Required work:
State how many lines of the entries include the string "description", please, leaving out everything but the number.

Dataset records
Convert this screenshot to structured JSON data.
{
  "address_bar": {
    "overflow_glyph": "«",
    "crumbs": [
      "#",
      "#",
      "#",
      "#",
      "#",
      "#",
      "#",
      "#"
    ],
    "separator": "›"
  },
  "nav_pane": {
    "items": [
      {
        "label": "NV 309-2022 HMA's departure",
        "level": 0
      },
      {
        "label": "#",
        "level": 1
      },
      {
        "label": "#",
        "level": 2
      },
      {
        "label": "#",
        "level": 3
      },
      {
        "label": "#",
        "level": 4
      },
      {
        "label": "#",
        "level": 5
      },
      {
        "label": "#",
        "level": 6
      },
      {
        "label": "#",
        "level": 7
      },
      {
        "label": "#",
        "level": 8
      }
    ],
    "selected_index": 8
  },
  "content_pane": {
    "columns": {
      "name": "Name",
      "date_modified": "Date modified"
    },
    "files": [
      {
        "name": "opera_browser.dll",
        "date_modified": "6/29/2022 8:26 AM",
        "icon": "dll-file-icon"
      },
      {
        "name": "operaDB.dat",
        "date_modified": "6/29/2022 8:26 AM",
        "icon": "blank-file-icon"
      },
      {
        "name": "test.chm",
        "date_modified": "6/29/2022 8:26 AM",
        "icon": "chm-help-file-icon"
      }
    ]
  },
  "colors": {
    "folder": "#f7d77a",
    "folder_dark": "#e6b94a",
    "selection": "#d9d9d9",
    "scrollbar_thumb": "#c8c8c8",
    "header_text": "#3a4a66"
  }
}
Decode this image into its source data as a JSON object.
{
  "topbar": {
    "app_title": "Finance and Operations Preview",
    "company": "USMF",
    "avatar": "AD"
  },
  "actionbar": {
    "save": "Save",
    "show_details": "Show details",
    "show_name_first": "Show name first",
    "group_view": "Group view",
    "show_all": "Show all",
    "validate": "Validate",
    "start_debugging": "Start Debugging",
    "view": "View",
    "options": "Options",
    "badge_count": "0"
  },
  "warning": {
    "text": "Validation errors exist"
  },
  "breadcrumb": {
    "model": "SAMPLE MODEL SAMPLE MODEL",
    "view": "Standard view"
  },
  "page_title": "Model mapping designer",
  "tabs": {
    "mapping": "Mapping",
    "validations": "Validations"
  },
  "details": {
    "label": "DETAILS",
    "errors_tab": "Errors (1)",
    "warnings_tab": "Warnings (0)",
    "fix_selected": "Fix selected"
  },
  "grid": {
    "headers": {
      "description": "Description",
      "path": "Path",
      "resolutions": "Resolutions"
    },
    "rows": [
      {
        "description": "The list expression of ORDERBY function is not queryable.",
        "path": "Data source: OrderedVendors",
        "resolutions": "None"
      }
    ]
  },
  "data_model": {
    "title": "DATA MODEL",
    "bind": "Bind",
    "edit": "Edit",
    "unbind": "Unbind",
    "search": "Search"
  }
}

---

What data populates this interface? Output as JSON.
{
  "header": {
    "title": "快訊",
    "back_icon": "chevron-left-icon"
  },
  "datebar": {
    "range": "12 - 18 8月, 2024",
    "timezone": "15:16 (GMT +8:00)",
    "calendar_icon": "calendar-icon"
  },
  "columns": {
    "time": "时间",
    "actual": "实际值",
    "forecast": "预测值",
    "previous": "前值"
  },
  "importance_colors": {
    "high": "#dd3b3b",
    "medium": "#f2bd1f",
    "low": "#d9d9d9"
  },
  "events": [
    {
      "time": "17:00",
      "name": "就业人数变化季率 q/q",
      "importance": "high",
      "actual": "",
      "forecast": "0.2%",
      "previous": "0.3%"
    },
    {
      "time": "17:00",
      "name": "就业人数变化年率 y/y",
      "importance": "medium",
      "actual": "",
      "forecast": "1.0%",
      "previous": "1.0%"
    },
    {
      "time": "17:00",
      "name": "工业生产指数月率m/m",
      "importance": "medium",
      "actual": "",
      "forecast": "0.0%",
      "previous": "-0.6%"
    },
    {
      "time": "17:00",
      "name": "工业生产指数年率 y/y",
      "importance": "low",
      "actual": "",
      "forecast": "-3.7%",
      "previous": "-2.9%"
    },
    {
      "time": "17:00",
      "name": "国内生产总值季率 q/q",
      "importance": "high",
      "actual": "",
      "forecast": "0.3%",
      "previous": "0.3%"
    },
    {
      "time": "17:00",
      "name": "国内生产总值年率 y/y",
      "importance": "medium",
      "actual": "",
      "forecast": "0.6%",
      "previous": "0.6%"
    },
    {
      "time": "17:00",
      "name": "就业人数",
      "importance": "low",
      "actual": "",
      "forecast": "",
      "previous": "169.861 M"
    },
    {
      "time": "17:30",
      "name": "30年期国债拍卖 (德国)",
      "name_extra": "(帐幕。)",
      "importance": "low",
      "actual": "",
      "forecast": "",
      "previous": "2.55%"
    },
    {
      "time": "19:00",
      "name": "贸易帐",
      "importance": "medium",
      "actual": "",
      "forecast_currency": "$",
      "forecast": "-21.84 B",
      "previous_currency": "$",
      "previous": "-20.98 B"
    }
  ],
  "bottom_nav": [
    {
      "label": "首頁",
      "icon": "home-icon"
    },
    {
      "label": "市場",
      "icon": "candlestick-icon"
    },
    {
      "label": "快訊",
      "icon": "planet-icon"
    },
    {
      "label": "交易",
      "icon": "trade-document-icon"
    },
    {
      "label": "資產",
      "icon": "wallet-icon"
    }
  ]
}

...

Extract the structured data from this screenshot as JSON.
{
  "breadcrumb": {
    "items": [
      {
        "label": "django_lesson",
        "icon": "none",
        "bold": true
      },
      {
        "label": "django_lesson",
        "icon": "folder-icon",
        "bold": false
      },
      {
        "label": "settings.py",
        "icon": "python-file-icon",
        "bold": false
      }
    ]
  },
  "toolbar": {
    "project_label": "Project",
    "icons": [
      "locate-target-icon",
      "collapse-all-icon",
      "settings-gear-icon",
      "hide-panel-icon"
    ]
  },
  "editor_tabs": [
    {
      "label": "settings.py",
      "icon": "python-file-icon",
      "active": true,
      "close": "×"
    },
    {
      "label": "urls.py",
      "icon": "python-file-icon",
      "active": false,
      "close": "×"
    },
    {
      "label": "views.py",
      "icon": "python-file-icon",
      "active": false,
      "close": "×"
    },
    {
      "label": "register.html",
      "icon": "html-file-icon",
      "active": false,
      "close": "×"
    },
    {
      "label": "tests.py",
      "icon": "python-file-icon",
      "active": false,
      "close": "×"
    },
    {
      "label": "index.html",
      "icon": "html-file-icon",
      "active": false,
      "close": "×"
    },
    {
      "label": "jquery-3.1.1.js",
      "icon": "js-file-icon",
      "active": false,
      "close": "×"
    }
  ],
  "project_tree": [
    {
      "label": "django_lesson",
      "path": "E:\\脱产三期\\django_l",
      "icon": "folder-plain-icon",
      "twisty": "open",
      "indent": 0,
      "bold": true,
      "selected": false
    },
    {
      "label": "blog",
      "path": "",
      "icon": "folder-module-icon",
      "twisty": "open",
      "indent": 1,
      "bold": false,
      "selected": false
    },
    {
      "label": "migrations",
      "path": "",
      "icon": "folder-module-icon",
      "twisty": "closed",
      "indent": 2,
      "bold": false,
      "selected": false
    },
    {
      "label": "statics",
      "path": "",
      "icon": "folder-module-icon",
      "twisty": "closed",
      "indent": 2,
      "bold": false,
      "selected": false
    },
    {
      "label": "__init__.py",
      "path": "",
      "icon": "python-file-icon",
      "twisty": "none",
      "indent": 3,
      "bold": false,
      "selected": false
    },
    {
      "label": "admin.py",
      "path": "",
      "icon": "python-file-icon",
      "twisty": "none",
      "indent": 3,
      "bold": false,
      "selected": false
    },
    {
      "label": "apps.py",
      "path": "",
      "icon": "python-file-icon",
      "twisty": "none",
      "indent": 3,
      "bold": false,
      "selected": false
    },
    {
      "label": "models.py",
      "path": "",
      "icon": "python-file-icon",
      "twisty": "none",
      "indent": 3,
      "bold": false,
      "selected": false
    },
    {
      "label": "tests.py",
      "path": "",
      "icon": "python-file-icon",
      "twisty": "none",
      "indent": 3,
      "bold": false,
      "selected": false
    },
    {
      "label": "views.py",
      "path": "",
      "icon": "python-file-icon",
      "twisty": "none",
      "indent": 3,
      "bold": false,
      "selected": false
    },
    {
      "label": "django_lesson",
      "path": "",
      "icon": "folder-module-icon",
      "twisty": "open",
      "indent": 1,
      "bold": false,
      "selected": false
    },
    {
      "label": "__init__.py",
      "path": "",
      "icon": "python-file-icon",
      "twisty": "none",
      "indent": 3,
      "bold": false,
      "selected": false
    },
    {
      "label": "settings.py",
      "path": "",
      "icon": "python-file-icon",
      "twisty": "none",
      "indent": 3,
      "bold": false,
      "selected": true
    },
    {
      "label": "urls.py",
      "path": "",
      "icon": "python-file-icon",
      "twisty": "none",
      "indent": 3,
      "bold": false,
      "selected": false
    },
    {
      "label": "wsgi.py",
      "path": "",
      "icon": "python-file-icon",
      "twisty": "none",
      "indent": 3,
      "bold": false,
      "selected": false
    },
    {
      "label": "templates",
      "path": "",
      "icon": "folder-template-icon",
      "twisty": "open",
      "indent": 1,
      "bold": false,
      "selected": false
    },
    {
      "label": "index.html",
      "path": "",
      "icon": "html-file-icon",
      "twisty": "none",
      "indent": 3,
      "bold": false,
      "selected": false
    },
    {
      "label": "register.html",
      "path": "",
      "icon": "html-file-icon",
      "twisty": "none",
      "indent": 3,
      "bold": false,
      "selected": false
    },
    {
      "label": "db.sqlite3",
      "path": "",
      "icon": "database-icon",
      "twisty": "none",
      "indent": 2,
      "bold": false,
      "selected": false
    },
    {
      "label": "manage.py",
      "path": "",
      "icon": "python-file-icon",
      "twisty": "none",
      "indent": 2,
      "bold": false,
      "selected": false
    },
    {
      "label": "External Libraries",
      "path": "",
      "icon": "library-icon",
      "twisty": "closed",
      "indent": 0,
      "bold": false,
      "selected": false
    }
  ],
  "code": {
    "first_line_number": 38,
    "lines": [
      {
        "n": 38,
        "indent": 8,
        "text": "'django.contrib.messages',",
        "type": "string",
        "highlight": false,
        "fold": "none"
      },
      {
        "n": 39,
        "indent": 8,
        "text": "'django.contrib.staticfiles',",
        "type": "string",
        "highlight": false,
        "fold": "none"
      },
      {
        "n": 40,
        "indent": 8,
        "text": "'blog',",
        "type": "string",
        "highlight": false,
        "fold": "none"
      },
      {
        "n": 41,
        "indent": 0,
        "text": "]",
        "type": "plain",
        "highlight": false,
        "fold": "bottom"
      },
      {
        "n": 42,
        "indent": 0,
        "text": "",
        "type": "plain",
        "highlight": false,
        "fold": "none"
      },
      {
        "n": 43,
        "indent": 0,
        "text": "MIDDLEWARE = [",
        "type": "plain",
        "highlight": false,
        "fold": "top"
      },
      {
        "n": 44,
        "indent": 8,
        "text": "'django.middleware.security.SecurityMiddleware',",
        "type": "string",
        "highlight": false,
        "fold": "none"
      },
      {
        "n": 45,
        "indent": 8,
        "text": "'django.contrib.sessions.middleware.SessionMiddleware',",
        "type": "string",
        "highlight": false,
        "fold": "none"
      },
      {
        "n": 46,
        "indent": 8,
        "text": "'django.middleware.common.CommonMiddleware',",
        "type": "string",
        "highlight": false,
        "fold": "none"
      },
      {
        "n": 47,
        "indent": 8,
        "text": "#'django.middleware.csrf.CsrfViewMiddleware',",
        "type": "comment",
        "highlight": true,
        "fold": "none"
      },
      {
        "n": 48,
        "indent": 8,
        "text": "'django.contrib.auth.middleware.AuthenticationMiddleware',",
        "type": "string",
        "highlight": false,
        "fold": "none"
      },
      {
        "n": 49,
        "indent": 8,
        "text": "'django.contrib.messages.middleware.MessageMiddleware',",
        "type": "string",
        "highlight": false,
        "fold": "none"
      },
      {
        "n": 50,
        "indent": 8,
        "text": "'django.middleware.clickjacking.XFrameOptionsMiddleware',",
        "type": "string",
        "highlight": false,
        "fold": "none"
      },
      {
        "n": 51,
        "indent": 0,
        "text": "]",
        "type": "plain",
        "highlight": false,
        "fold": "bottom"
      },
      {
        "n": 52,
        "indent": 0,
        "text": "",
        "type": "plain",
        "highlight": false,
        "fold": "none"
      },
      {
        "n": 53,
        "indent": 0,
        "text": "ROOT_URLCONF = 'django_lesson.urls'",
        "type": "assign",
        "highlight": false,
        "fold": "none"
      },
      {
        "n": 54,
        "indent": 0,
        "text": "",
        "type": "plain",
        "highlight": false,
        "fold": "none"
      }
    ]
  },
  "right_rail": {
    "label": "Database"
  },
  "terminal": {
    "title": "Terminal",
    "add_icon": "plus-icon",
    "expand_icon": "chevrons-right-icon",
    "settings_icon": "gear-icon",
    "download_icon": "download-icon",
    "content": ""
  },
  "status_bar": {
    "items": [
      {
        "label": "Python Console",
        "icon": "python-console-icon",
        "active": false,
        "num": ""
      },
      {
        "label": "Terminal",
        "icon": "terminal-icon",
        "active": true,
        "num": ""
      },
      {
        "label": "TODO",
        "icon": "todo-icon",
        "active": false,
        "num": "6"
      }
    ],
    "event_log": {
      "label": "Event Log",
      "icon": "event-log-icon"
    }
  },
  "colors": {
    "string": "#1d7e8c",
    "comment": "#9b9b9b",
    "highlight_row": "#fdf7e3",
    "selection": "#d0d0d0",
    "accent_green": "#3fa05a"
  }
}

Answer for the task:
2